WHAT IS BEING ASKED —
Within the data beneath, some lines may hold the word "skull". Give the number of those lines and nothing else.

Items from a dataset
┌──

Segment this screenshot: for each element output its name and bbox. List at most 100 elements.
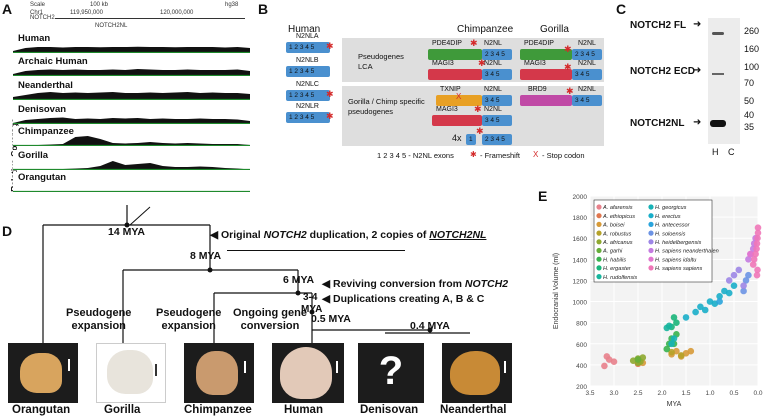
legend-frameshift: - Frameshift: [480, 151, 521, 160]
x-tick-label: 2.0: [657, 390, 666, 397]
pseudo-label-2: Pseudogene expansion: [156, 307, 222, 332]
band-notch2nl: [710, 120, 726, 127]
assembly: hg38: [225, 2, 239, 8]
panel-c-label: C: [616, 1, 627, 17]
point-h-sapiens-sapiens: [754, 224, 762, 231]
arrow-stub: [129, 206, 151, 226]
species-chimpanzee: Chimpanzee: [184, 404, 252, 416]
gorilla-n2nl-label-3: N2NL: [578, 86, 596, 93]
marker-50: 50: [744, 96, 755, 106]
orangutan-skull-shape: [20, 353, 62, 393]
legend-entry: H. antecessor: [655, 223, 691, 229]
time-05: 0.5 MYA: [311, 313, 351, 325]
chimp-n2nl-block-2: 3 4 5: [482, 69, 512, 80]
marker-40: 40: [744, 110, 755, 120]
coverage-fill: [13, 161, 250, 170]
legend-entry: H. sapiens sapiens: [655, 266, 702, 272]
frameshift-icon: ✱: [564, 62, 572, 72]
point-h-sapiens-sapiens: [754, 266, 761, 274]
point-h-sapiens-sapiens: [750, 256, 758, 263]
y-tick-label: 1800: [573, 215, 588, 222]
gorilla-n2nl-block-1: 2 3 4 5: [572, 49, 602, 60]
point-h-georgicus: [670, 335, 678, 342]
track-archaic-human: Archaic Human: [13, 56, 250, 76]
legend-marker: [596, 256, 602, 262]
point-h-erectus: [692, 308, 699, 316]
note1-underline: [227, 250, 405, 251]
species-human: Human: [284, 404, 323, 416]
coverage-fill: [13, 117, 250, 124]
fourx-label: 4x: [452, 133, 462, 143]
track-label: Neanderthal: [18, 80, 73, 91]
y-tick-label: 1000: [573, 300, 588, 307]
denisovan-unknown-image: ?: [358, 343, 424, 403]
legend-marker: [596, 265, 602, 271]
track-chimpanzee: Chimpanzee: [13, 126, 250, 146]
legend-exons: 1 2 3 4 5 - N2NL exons: [377, 151, 454, 160]
panel-d-label: D: [2, 223, 13, 239]
note3-arrow-icon: ◀: [322, 293, 331, 305]
chimp-n2nl-label-1: N2NL: [484, 40, 502, 47]
track-label: Denisovan: [18, 104, 67, 115]
legend-marker: [596, 204, 602, 210]
scale-bar: [155, 364, 157, 376]
track-label: Archaic Human: [18, 56, 88, 67]
point-h-heidelbergensis: [740, 282, 747, 289]
gorilla-n2nl-label-1: N2NL: [578, 40, 596, 47]
y-tick-label: 1400: [573, 257, 588, 264]
node-6: [295, 290, 301, 296]
legend-marker: [648, 256, 654, 262]
gorilla-brd9-block: [520, 95, 572, 106]
legend-entry: A. robustus: [602, 231, 631, 237]
track-human: Human: [13, 33, 250, 53]
stop-codon-icon: X: [456, 92, 462, 101]
point-h-erectus: [730, 282, 738, 289]
chimp-n2nl-block-5: 2 3 4 5: [482, 134, 512, 145]
chimp-pde4dip-block: [428, 49, 482, 60]
track-bg: [13, 172, 250, 192]
chimp-n2nl-label-3: N2NL: [484, 86, 502, 93]
coverage-profile: [13, 126, 250, 146]
band-arrow-icon: ➜: [693, 117, 702, 128]
point-h-sapiens-sapiens: [754, 229, 762, 237]
legend-entry: H. heidelbergensis: [655, 240, 702, 246]
point-h-habilis: [663, 345, 671, 353]
point-h-sapiens-sapiens: [754, 234, 761, 242]
gene-line: [55, 18, 245, 19]
point-h-rudolfensis: [665, 322, 673, 330]
legend-entry: A. africanus: [602, 240, 633, 246]
time-3-4: 3-4: [303, 292, 318, 303]
browser-header: Scale 100 kb hg38 Chr1 119,950,000 120,0…: [30, 2, 250, 32]
gorilla-skull-image: [96, 343, 166, 403]
band-arrow-icon: ➜: [693, 19, 702, 30]
coverage-profile: [13, 56, 250, 76]
point-h-erectus: [697, 303, 704, 311]
coverage-profile: [13, 172, 250, 192]
frameshift-icon: ✱: [476, 126, 484, 136]
chimp-n2nl-block-3: 3 4 5: [482, 95, 512, 106]
legend: A. afarensis A. ethiopicus A. boisei A. rob…: [593, 199, 719, 283]
coverage-profile: [13, 104, 250, 124]
panel-a-label: A: [2, 1, 13, 17]
scale-bar: [336, 361, 338, 373]
band-label-2: NOTCH2NL: [630, 118, 685, 129]
point-h-sapiens-sapiens: [752, 250, 759, 258]
row1-title: Pseudogenes LCA: [358, 52, 404, 71]
point-h-heidelbergensis: [730, 271, 738, 279]
chimp-n2nl-label-2: N2NL: [484, 60, 502, 67]
band-fl: [712, 32, 724, 35]
point-a-garhi: [634, 356, 642, 363]
point-h-heidelbergensis: [735, 266, 743, 274]
gorilla-n2nl-block-3: 3 4 5: [572, 95, 602, 106]
scale-bar: [504, 361, 506, 373]
scale-bar: [68, 359, 70, 371]
point-a-robustus: [668, 348, 675, 356]
gorilla-brd9-label: BRD9: [528, 86, 547, 93]
human-gene-n2nlc: N2NLC: [296, 81, 319, 88]
y-tick-label: 200: [576, 384, 587, 391]
frameshift-icon: ✱: [474, 104, 482, 114]
x-tick-label: 0.0: [753, 390, 762, 397]
coverage-profile: [13, 33, 250, 53]
human-gene-n2nla: N2NLA: [296, 33, 319, 40]
y-axis-label: Endocranial Volume (ml): [553, 253, 560, 329]
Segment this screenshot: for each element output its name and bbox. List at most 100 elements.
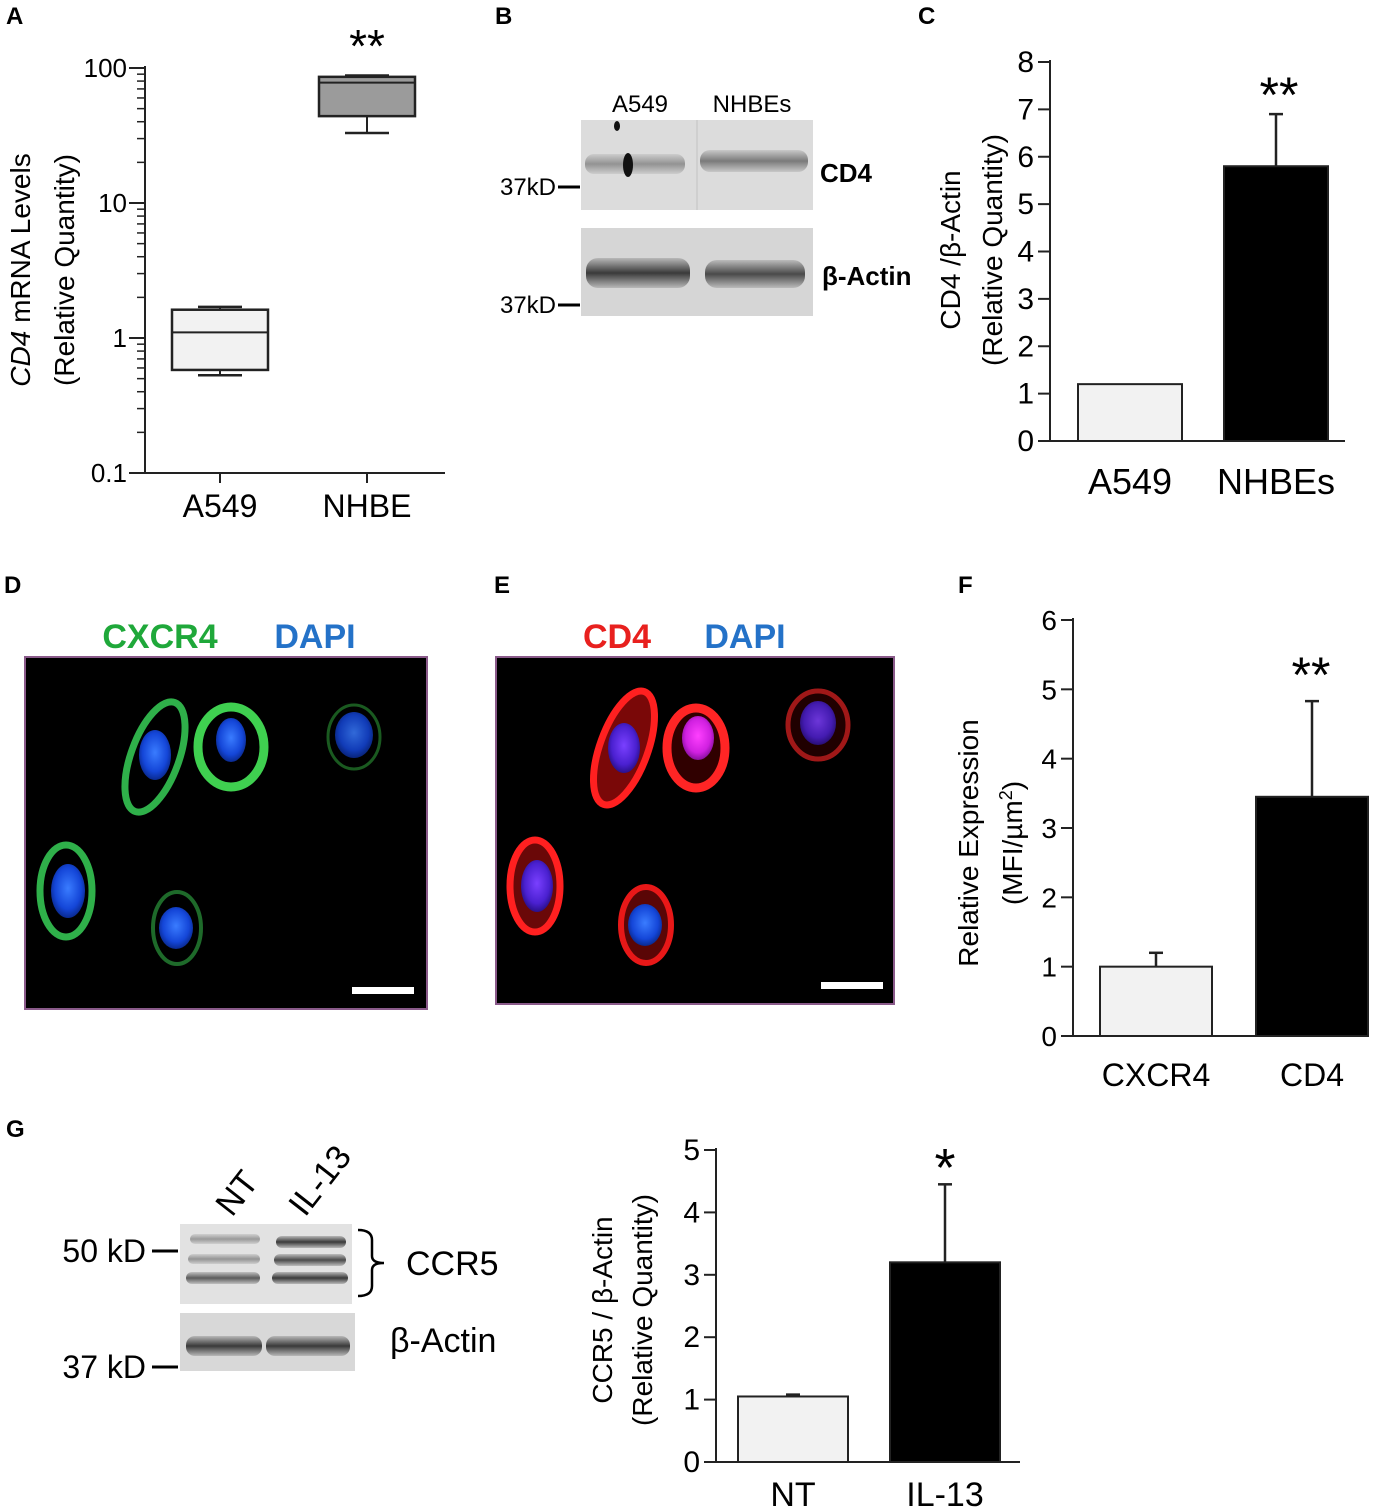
panel-g-y-tick-label: 4: [683, 1196, 700, 1229]
panel-a-category-label: A549: [183, 488, 258, 524]
panel-c-bar: [1077, 383, 1183, 442]
panel-f-y-tick-label: 6: [1041, 605, 1057, 636]
panel-b-cd4-band-nhbes: [700, 150, 808, 172]
panel-d-cell-2: [193, 702, 269, 792]
panel-b: B A549 NHBEs 37kD CD4 37kD β-Actin: [495, 3, 912, 319]
panel-c-y-tick-label: 5: [1017, 188, 1034, 221]
panel-b-actin-band-a549: [586, 258, 690, 288]
panel-f-ylabel-line1: Relative Expression: [953, 719, 984, 966]
panel-e-nucleus-4: [521, 860, 553, 912]
panel-a-ylabel-rest: mRNA Levels: [5, 153, 36, 330]
panel-a-tick-label: 100: [84, 53, 127, 83]
panel-b-blot-artifact: [623, 153, 633, 177]
panel-f-y-tick-label: 4: [1041, 744, 1057, 775]
panel-d-nucleus-4: [51, 864, 85, 918]
panel-a-box-plot: 100 10 1 0.1 A549 NHBE: [84, 53, 445, 524]
panel-g-ccr5-band-nt-1: [190, 1234, 260, 1244]
panel-e-nucleus-1: [608, 723, 640, 773]
panel-g-actin-band-il13: [266, 1336, 350, 1356]
panel-g-band-actin: β-Actin: [390, 1322, 496, 1360]
panel-f-y-tick-label: 5: [1041, 674, 1057, 705]
panel-d-nucleus-5: [159, 907, 193, 949]
panel-f-ylabel-close: ): [997, 781, 1028, 790]
panel-letter-g: G: [6, 1116, 25, 1143]
panel-d: D CXCR4 DAPI: [4, 572, 428, 1010]
panel-f: F ** 0 1 2 3 4 5 6 CXCR4 CD4 Relative Expression…: [953, 572, 1369, 1093]
panel-g-ccr5-band-il13-3: [272, 1272, 348, 1284]
panel-b-marker-1: 37kD: [500, 174, 556, 201]
panel-g-ccr5-band-nt-3: [186, 1272, 260, 1284]
panel-letter-d: D: [4, 572, 21, 599]
panel-d-stain1: CXCR4: [102, 618, 217, 656]
panel-g-bracket: [357, 1228, 385, 1298]
panel-a-significance: **: [349, 20, 385, 72]
panel-f-bar: [1099, 965, 1213, 1038]
panel-c-ylabel-line2: (Relative Quantity): [977, 134, 1008, 366]
panel-f-category-label: CD4: [1280, 1057, 1344, 1093]
panel-a-ylabel-line2: (Relative Quantity): [49, 154, 80, 386]
panel-b-band-actin: β-Actin: [822, 261, 912, 291]
panel-d-nucleus-1: [139, 730, 171, 780]
panel-c-y-tick-label: 8: [1017, 46, 1034, 79]
panel-f-ylabel-unit: (MFI/µm: [997, 800, 1028, 905]
panel-a-ylabel-italic: CD4: [5, 331, 36, 387]
panel-c-y-tick-label: 7: [1017, 93, 1034, 126]
panel-f-y-tick-label: 0: [1041, 1021, 1057, 1052]
panel-letter-c: C: [918, 3, 935, 30]
panel-d-stain2: DAPI: [274, 618, 355, 656]
panel-g-actin-band-nt: [186, 1336, 262, 1356]
panel-g-ccr5-band-nt-2: [188, 1254, 260, 1264]
panel-c-y-tick-label: 3: [1017, 283, 1034, 316]
panel-c-category-label: NHBEs: [1217, 461, 1335, 502]
panel-g-bar: [737, 1395, 849, 1463]
panel-a: A ** 100 10 1 0.1 A549 NHBE CD4 mRNA Levels (…: [5, 3, 445, 524]
panel-f-ylabel-line2: (MFI/µm2): [996, 781, 1028, 905]
panel-letter-a: A: [6, 3, 23, 30]
panel-g-significance: *: [934, 1138, 955, 1198]
panel-g-y-tick-label: 1: [683, 1384, 700, 1417]
panel-a-tick-label: 10: [98, 188, 127, 218]
panel-g: G NT IL-13 50 kD CCR5 37 kD β-Actin * 0 1…: [6, 1116, 1020, 1510]
panel-e-nucleus-5: [628, 904, 662, 946]
panel-f-category-label: CXCR4: [1102, 1057, 1210, 1093]
panel-f-significance: **: [1292, 647, 1331, 703]
panel-g-marker-1: 50 kD: [62, 1233, 146, 1269]
panel-g-y-tick-label: 2: [683, 1321, 700, 1354]
panel-g-lane-il13: IL-13: [281, 1138, 359, 1222]
panel-c-y-tick-label: 1: [1017, 378, 1034, 411]
panel-g-ccr5-band-il13-2: [274, 1254, 346, 1266]
panel-g-band-ccr5: CCR5: [406, 1245, 499, 1283]
panel-a-tick-label: 0.1: [91, 458, 127, 488]
panel-d-cell-1: [121, 698, 189, 816]
panel-g-y-tick-label: 0: [683, 1446, 700, 1479]
panel-e-scale-bar: [821, 982, 883, 989]
panel-b-actin-band-nhbes: [705, 260, 805, 288]
panel-b-blot-artifact-small: [614, 121, 620, 131]
panel-a-ylabel: CD4 mRNA Levels: [5, 153, 36, 386]
panel-g-ylabel-line1: CCR5 / β-Actin: [587, 1216, 618, 1403]
panel-b-band-cd4: CD4: [820, 158, 873, 188]
panel-e-cells: [506, 687, 851, 966]
panel-g-marker-2: 37 kD: [62, 1349, 146, 1385]
panel-letter-f: F: [958, 572, 973, 599]
panel-c-bar-chart: 0 1 2 3 4 5 6 7 8 A549 NHBEs: [1017, 46, 1345, 502]
panel-c-y-tick-label: 0: [1017, 425, 1034, 458]
panel-d-nucleus-2: [216, 718, 246, 762]
panel-b-lane-nhbes: NHBEs: [713, 91, 792, 118]
panel-e-stain1: CD4: [583, 618, 651, 656]
panel-f-y-tick-label: 1: [1041, 952, 1057, 983]
panel-g-y-tick-label: 3: [683, 1259, 700, 1292]
panel-g-y-tick-label: 5: [683, 1134, 700, 1167]
panel-d-scale-bar: [352, 987, 414, 994]
panel-g-ccr5-band-il13-1: [276, 1236, 346, 1248]
panel-f-ylabel-superscript: 2: [996, 790, 1016, 800]
panel-b-cd4-band-a549: [585, 154, 685, 174]
panel-f-y-tick-label: 2: [1041, 882, 1057, 913]
panel-c-category-label: A549: [1088, 461, 1172, 502]
panel-g-ylabel-line2: (Relative Quantity): [627, 1194, 658, 1426]
panel-letter-e: E: [494, 572, 510, 599]
panel-a-tick-label: 1: [113, 323, 127, 353]
panel-c-bar: [1223, 165, 1329, 442]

└──

WRITTEN RESPONSE —
2